• **GIVEN EXERCISE**
Where the data below has the string "name", return the whole line.

• **RECORDS SHOWN**

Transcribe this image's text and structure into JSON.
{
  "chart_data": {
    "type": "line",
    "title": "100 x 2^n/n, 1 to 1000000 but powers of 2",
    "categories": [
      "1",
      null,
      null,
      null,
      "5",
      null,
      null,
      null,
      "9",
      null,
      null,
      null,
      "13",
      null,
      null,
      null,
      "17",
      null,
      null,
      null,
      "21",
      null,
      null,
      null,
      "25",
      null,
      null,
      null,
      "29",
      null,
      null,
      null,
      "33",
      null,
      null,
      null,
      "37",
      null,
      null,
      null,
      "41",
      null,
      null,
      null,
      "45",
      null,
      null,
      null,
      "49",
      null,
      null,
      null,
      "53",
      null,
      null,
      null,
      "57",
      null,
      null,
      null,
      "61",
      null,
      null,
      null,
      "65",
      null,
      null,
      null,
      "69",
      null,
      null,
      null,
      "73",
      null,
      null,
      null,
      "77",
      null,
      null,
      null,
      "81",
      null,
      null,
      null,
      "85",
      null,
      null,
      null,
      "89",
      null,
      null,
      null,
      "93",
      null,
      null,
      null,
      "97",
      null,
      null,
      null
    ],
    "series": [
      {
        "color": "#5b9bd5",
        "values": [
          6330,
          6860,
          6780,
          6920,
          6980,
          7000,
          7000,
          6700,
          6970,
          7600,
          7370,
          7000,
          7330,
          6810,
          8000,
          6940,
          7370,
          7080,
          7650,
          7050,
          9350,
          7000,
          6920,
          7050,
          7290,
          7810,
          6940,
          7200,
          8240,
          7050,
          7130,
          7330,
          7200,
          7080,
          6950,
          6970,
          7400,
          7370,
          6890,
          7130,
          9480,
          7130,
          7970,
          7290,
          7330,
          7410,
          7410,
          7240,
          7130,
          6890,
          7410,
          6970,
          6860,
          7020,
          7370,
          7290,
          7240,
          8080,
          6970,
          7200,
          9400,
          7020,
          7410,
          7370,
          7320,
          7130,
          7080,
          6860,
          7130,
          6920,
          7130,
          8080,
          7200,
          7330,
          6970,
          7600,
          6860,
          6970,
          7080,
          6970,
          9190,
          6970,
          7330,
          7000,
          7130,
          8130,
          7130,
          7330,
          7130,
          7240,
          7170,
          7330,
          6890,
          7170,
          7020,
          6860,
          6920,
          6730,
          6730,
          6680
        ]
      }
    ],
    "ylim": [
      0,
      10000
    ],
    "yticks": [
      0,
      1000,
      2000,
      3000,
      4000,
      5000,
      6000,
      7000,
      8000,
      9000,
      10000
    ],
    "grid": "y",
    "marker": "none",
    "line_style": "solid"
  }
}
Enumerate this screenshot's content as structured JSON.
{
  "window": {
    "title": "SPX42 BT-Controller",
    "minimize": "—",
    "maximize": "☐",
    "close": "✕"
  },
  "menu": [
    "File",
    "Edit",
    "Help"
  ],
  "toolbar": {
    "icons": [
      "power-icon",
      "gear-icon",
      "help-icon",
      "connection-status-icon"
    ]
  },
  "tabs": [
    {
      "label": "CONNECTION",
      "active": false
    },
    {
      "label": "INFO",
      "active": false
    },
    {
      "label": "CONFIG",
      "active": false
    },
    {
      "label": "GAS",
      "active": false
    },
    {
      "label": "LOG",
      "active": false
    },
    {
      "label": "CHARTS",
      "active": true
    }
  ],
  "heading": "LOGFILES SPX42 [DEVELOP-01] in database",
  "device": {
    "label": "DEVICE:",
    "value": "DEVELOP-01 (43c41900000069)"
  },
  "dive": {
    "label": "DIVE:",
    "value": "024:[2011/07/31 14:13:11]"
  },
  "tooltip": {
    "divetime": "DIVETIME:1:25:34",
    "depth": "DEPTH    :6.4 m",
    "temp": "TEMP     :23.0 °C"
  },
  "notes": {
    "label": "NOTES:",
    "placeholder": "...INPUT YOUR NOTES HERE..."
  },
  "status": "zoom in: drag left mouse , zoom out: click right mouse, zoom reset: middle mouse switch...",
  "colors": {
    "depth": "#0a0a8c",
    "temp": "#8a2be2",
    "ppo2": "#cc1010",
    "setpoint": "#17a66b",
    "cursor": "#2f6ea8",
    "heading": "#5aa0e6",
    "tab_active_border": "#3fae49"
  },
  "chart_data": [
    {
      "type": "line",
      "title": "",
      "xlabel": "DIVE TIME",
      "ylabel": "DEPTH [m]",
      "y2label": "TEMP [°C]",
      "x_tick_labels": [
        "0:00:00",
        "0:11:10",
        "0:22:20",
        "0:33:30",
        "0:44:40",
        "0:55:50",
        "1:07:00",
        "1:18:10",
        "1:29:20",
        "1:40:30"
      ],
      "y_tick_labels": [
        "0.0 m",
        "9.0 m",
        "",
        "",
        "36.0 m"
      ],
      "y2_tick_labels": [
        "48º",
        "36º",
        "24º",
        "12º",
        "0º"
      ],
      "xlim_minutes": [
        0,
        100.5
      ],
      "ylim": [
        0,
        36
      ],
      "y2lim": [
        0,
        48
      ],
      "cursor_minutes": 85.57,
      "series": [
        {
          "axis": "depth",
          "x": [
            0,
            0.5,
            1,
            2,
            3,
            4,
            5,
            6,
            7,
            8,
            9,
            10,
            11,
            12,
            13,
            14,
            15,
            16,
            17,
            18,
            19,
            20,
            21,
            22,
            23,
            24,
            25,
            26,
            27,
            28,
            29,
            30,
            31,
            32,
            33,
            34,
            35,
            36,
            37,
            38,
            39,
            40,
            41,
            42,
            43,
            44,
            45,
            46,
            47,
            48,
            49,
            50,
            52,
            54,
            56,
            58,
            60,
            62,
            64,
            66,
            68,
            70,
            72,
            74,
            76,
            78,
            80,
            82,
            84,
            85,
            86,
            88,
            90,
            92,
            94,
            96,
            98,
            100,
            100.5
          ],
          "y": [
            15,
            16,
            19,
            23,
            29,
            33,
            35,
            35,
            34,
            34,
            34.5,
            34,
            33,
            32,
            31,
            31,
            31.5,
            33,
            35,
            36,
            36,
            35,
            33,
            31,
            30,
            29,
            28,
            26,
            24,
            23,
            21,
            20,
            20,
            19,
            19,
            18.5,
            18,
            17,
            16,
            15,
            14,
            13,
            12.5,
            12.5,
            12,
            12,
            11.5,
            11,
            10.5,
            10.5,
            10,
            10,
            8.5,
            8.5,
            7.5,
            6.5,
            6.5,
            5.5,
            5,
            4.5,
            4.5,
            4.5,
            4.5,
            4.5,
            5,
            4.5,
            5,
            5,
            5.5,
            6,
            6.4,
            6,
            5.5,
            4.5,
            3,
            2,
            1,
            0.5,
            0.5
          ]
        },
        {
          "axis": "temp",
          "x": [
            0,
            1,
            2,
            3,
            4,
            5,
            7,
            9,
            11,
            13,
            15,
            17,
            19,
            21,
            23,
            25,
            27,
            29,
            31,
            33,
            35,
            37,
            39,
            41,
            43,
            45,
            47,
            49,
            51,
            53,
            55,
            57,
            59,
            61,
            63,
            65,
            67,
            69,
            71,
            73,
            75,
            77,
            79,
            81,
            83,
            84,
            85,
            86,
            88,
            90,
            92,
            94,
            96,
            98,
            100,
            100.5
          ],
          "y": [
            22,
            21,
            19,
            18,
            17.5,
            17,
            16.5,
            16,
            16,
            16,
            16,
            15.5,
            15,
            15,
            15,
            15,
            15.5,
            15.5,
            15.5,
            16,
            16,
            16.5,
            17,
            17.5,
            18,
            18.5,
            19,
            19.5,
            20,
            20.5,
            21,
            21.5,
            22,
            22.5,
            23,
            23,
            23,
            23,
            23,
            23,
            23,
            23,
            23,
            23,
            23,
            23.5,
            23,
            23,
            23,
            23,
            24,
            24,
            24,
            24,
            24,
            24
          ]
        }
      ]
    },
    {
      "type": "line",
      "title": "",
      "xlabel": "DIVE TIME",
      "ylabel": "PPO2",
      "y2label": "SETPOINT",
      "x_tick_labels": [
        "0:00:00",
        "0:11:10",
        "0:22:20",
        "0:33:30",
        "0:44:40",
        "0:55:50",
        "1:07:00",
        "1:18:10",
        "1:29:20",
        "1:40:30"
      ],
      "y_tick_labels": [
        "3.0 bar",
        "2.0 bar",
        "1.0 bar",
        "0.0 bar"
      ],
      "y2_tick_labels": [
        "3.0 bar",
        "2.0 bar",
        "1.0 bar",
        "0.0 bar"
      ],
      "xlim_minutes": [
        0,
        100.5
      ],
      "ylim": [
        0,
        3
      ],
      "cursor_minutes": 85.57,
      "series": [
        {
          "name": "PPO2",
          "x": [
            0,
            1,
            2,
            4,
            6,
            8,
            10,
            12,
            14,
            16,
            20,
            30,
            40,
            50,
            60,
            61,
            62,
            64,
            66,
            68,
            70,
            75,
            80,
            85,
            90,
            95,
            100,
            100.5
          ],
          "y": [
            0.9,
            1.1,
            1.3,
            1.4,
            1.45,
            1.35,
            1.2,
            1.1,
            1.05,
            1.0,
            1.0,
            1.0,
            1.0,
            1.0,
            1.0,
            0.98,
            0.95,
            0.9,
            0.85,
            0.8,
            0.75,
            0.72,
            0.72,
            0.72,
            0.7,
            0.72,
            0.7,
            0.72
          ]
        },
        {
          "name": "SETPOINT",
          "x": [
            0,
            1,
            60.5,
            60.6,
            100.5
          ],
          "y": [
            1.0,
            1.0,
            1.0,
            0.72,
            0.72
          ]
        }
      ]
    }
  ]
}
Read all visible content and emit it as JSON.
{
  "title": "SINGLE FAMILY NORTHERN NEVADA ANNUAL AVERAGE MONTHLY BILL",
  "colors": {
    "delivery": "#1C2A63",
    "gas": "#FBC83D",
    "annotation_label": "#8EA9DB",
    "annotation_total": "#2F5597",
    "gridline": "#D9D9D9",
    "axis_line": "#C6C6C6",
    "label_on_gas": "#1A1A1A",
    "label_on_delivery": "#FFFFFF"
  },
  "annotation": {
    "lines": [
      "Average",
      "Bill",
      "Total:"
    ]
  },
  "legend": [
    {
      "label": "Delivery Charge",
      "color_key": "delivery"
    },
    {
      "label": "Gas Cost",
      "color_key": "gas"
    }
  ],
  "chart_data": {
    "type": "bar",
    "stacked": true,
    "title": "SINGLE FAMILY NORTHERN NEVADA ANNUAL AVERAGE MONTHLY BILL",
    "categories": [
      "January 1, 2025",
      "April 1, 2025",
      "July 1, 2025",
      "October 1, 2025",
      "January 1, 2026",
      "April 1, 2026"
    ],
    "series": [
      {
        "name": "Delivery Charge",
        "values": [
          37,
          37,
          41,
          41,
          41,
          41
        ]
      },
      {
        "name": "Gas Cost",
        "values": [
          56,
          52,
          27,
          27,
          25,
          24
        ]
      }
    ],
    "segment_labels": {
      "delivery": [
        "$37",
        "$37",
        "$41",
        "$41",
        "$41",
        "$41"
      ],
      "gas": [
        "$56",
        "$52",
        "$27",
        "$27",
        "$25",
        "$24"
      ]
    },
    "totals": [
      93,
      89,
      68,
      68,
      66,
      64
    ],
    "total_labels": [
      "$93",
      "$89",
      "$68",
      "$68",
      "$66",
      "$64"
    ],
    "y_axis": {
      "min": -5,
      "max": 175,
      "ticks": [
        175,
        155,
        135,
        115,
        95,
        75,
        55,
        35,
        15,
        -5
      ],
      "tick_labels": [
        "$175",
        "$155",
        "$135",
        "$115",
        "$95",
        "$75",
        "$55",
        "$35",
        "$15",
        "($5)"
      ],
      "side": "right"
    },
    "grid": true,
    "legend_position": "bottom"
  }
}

• **ANSWER TO THE EXERCISE**
          "name": "PPO2",
          "name": "SETPOINT",
        "name": "Delivery Charge",
        "name": "Gas Cost",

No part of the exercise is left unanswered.